══ RECORDED DATA ══
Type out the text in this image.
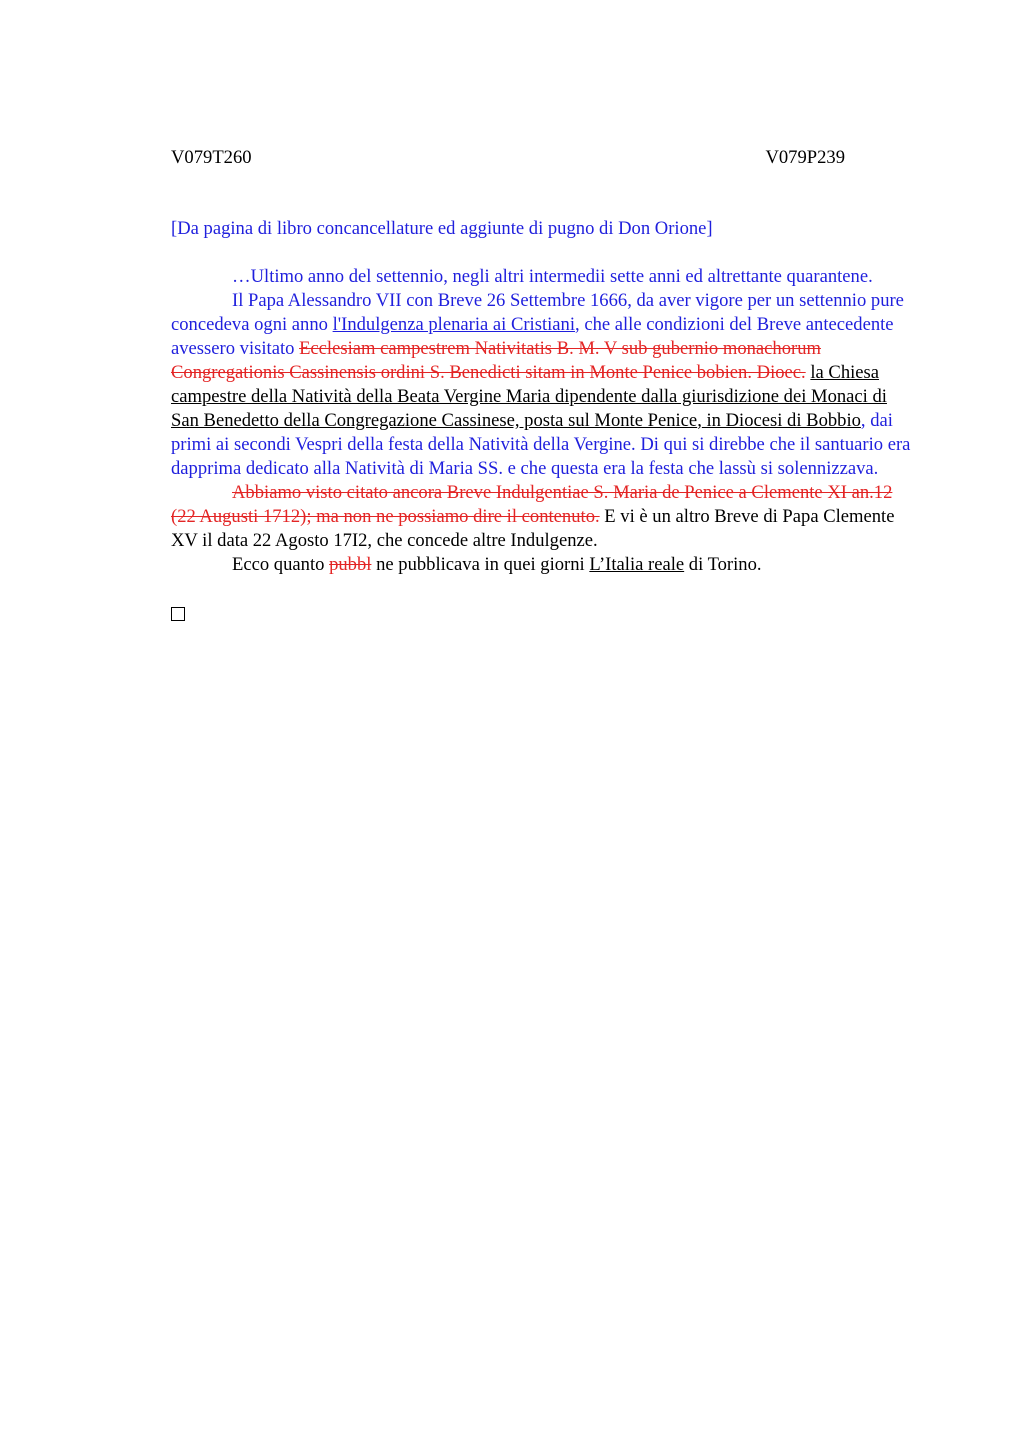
V079T260	V079P239

[Da pagina di libro concancellature ed aggiunte di pugno di Don Orione]

…Ultimo anno del settennio, negli altri intermedii sette anni ed altrettante quarantene.

Il Papa Alessandro VII con Breve 26 Settembre 1666, da aver vigore per un settennio pure concedeva ogni anno l'Indulgenza plenaria ai Cristiani, che alle condizioni del Breve antecedente avessero visitato Ecclesiam campestrem Nativitatis B. M. V sub gubernio monachorum Congregationis Cassinensis ordini S. Benedicti sitam in Monte Penice bobien. Dioec. la Chiesa campestre della Natività della Beata Vergine Maria dipendente dalla giurisdizione dei Monaci di San Benedetto della Congregazione Cassinese, posta sul Monte Penice, in Diocesi di Bobbio, dai primi ai secondi Vespri della festa della Natività della Vergine. Di qui si direbbe che il santuario era dapprima dedicato alla Natività di Maria SS. e che questa era la festa che lassù si solennizzava.

Abbiamo visto citato ancora Breve Indulgentiae S. Maria de Penice a Clemente XI an.12 (22 Augusti 1712); ma non ne possiamo dire il contenuto. E vi è un altro Breve di Papa Clemente XV il data 22 Agosto 17I2, che concede altre Indulgenze.

Ecco quanto pubbl ne pubblicava in quei giorni L’Italia reale di Torino.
═══
> REQUIREMENTS: Your task is to reproduce all of the material exactly. The pictures stay out.

> WORKED SOLUTION:
Type out the text in this image.
V079T260	V079P239

[Da pagina di libro concancellature ed aggiunte di pugno di Don Orione]

…Ultimo anno del settennio, negli altri intermedii sette anni ed altrettante quarantene.

Il Papa Alessandro VII con Breve 26 Settembre 1666, da aver vigore per un settennio pure concedeva ogni anno l'Indulgenza plenaria ai Cristiani, che alle condizioni del Breve antecedente avessero visitato Ecclesiam campestrem Nativitatis B. M. V sub gubernio monachorum Congregationis Cassinensis ordini S. Benedicti sitam in Monte Penice bobien. Dioec. la Chiesa campestre della Natività della Beata Vergine Maria dipendente dalla giurisdizione dei Monaci di San Benedetto della Congregazione Cassinese, posta sul Monte Penice, in Diocesi di Bobbio, dai primi ai secondi Vespri della festa della Natività della Vergine. Di qui si direbbe che il santuario era dapprima dedicato alla Natività di Maria SS. e che questa era la festa che lassù si solennizzava.

Abbiamo visto citato ancora Breve Indulgentiae S. Maria de Penice a Clemente XI an.12 (22 Augusti 1712); ma non ne possiamo dire il contenuto. E vi è un altro Breve di Papa Clemente XV il data 22 Agosto 17I2, che concede altre Indulgenze.

Ecco quanto pubbl ne pubblicava in quei giorni L’Italia reale di Torino.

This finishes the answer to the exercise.